Saved entries:
..............................

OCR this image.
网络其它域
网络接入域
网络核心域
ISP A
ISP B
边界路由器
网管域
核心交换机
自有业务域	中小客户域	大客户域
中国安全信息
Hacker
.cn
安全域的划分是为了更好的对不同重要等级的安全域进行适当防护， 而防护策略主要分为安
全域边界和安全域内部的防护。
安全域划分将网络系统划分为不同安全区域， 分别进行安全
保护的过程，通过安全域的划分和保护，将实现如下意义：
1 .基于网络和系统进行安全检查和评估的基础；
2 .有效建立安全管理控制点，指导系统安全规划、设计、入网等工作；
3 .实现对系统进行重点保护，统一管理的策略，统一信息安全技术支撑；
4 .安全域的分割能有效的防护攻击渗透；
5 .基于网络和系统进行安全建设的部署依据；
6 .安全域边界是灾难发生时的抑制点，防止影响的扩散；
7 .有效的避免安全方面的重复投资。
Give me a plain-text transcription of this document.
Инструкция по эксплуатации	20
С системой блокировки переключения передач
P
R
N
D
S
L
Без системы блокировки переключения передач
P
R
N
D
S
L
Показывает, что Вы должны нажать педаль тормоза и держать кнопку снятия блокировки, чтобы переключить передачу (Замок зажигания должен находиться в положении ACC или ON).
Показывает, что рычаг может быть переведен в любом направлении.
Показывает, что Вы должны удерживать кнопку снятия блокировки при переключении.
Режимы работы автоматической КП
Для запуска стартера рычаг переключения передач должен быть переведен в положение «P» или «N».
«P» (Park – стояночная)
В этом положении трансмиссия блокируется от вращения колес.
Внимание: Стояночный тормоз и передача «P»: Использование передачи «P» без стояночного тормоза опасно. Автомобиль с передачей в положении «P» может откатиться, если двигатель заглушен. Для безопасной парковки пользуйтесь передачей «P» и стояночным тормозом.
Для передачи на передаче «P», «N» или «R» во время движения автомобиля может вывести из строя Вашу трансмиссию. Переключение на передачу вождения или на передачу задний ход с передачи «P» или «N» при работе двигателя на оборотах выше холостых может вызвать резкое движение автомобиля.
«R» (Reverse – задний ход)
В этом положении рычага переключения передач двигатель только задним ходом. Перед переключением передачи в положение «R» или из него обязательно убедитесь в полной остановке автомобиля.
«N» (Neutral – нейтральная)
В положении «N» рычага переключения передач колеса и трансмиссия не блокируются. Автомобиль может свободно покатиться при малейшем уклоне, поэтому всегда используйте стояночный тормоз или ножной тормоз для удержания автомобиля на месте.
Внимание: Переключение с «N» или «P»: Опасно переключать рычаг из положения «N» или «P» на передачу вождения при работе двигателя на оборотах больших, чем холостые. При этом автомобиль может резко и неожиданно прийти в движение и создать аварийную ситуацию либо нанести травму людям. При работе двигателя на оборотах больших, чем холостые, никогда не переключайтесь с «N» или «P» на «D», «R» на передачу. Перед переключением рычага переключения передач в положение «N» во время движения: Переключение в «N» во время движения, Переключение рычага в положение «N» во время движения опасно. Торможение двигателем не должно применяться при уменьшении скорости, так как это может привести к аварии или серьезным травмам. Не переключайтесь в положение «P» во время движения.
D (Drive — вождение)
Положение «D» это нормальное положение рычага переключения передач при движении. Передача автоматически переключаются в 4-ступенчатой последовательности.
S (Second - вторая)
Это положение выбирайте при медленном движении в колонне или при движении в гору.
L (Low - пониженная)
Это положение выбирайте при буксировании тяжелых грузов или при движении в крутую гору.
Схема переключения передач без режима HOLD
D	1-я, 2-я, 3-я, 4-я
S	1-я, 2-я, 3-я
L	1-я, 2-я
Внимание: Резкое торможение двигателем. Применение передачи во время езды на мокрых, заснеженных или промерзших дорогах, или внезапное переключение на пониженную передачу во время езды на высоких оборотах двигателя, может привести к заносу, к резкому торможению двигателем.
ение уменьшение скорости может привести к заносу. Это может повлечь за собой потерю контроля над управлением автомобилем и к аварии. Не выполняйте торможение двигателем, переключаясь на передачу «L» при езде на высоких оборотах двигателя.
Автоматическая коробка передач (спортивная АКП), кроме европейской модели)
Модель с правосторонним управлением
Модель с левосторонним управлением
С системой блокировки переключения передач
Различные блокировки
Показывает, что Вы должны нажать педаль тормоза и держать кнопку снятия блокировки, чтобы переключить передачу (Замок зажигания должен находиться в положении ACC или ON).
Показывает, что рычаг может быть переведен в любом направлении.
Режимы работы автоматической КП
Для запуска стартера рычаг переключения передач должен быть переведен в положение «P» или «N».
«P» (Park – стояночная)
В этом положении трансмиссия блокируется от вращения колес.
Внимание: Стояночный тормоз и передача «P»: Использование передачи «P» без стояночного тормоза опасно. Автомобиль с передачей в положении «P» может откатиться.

..............................

TASK REQUIREMENTS
Every line of the listing that holds "управлением" should be found and copied.

EXPECTED ANSWER
ение уменьшение скорости может привести к заносу. Это может повлечь за собой потерю контроля над управлением автомобилем и к аварии. Не выполняйте торможение двигателем, переключаясь на передачу «L» при езде на высоких оборотах двигателя.
Модель с правосторонним управлением
Модель с левосторонним управлением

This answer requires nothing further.